Find the string "平台经济中的中小企业对新经济的贡献测度" in the entries and copy each line that has it.
* start *
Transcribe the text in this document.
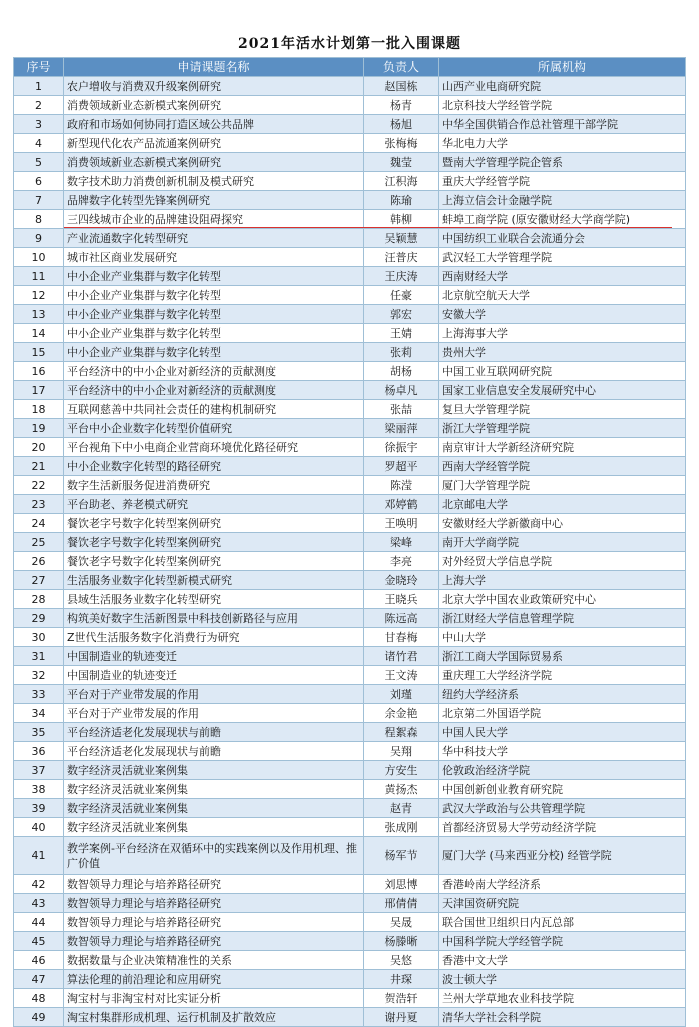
2021年活水计划第一批入围课题
序号	申请课题名称	负责人	所属机构
1	农户增收与消费双升级案例研究	赵国栋	山西产业电商研究院
2	消费领域新业态新模式案例研究	杨青	北京科技大学经管学院
3	政府和市场如何协同打造区域公共品牌	杨旭	中华全国供销合作总社管理干部学院
4	新型现代化农产品流通案例研究	张梅梅	华北电力大学
5	消费领域新业态新模式案例研究	魏莹	暨南大学管理学院企管系
6	数字技术助力消费创新机制及模式研究	江积海	重庆大学经管学院
7	品牌数字化转型先锋案例研究	陈瑜	上海立信会计金融学院
8	三四线城市企业的品牌建设阻碍探究	韩柳	蚌埠工商学院 (原安徽财经大学商学院)
9	产业流通数字化转型研究	吴颖慧	中国纺织工业联合会流通分会
10	城市社区商业发展研究	汪普庆	武汉轻工大学管理学院
11	中小企业产业集群与数字化转型	王庆涛	西南财经大学
12	中小企业产业集群与数字化转型	任豪	北京航空航天大学
13	中小企业产业集群与数字化转型	郭宏	安徽大学
14	中小企业产业集群与数字化转型	王婧	上海海事大学
15	中小企业产业集群与数字化转型	张莉	贵州大学
16	平台经济中的中小企业对新经济的贡献测度	胡杨	中国工业互联网研究院
17	平台经济中的中小企业对新经济的贡献测度	杨卓凡	国家工业信息安全发展研究中心
18	互联网慈善中共同社会责任的建构机制研究	张喆	复旦大学管理学院
19	平台中小企业数字化转型价值研究	梁丽萍	浙江大学管理学院
20	平台视角下中小电商企业营商环境优化路径研究	徐振宇	南京审计大学新经济研究院
21	中小企业数字化转型的路径研究	罗超平	西南大学经管学院
22	数字生活新服务促进消费研究	陈滢	厦门大学管理学院
23	平台助老、养老模式研究	邓婷鹤	北京邮电大学
24	餐饮老字号数字化转型案例研究	王唤明	安徽财经大学新徽商中心
25	餐饮老字号数字化转型案例研究	梁峰	南开大学商学院
26	餐饮老字号数字化转型案例研究	李亮	对外经贸大学信息学院
27	生活服务业数字化转型新模式研究	金晓玲	上海大学
28	县域生活服务业数字化转型研究	王晓兵	北京大学中国农业政策研究中心
29	构筑美好数字生活新图景中科技创新路径与应用	陈远高	浙江财经大学信息管理学院
30	Z世代生活服务数字化消费行为研究	甘春梅	中山大学
31	中国制造业的轨迹变迁	诸竹君	浙江工商大学国际贸易系
32	中国制造业的轨迹变迁	王文涛	重庆理工大学经济学院
33	平台对于产业带发展的作用	刘瑾	纽约大学经济系
34	平台对于产业带发展的作用	余金艳	北京第二外国语学院
35	平台经济适老化发展现状与前瞻	程絮森	中国人民大学
36	平台经济适老化发展现状与前瞻	吴翔	华中科技大学
37	数字经济灵活就业案例集	方安生	伦敦政治经济学院
38	数字经济灵活就业案例集	黄扬杰	中国创新创业教育研究院
39	数字经济灵活就业案例集	赵青	武汉大学政治与公共管理学院
40	数字经济灵活就业案例集	张成刚	首都经济贸易大学劳动经济学院
41	教学案例-平台经济在双循环中的实践案例以及作用机理、推广价值	杨军节	厦门大学 (马来西亚分校) 经管学院
42	数智领导力理论与培养路径研究	刘思博	香港岭南大学经济系
43	数智领导力理论与培养路径研究	邢倩倩	天津国资研究院
44	数智领导力理论与培养路径研究	吴晟	联合国世卫组织日内瓦总部
45	数智领导力理论与培养路径研究	杨滕晰	中国科学院大学经管学院
46	数据数量与企业决策精准性的关系	吴悠	香港中文大学
47	算法伦理的前沿理论和应用研究	井琛	波士顿大学
48	淘宝村与非淘宝村对比实证分析	贺浩轩	兰州大学草地农业科技学院
49	淘宝村集群形成机理、运行机制及扩散效应	谢丹夏	清华大学社会科学院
* end *
• Response:
16	平台经济中的中小企业对新经济的贡献测度	胡杨	中国工业互联网研究院
17	平台经济中的中小企业对新经济的贡献测度	杨卓凡	国家工业信息安全发展研究中心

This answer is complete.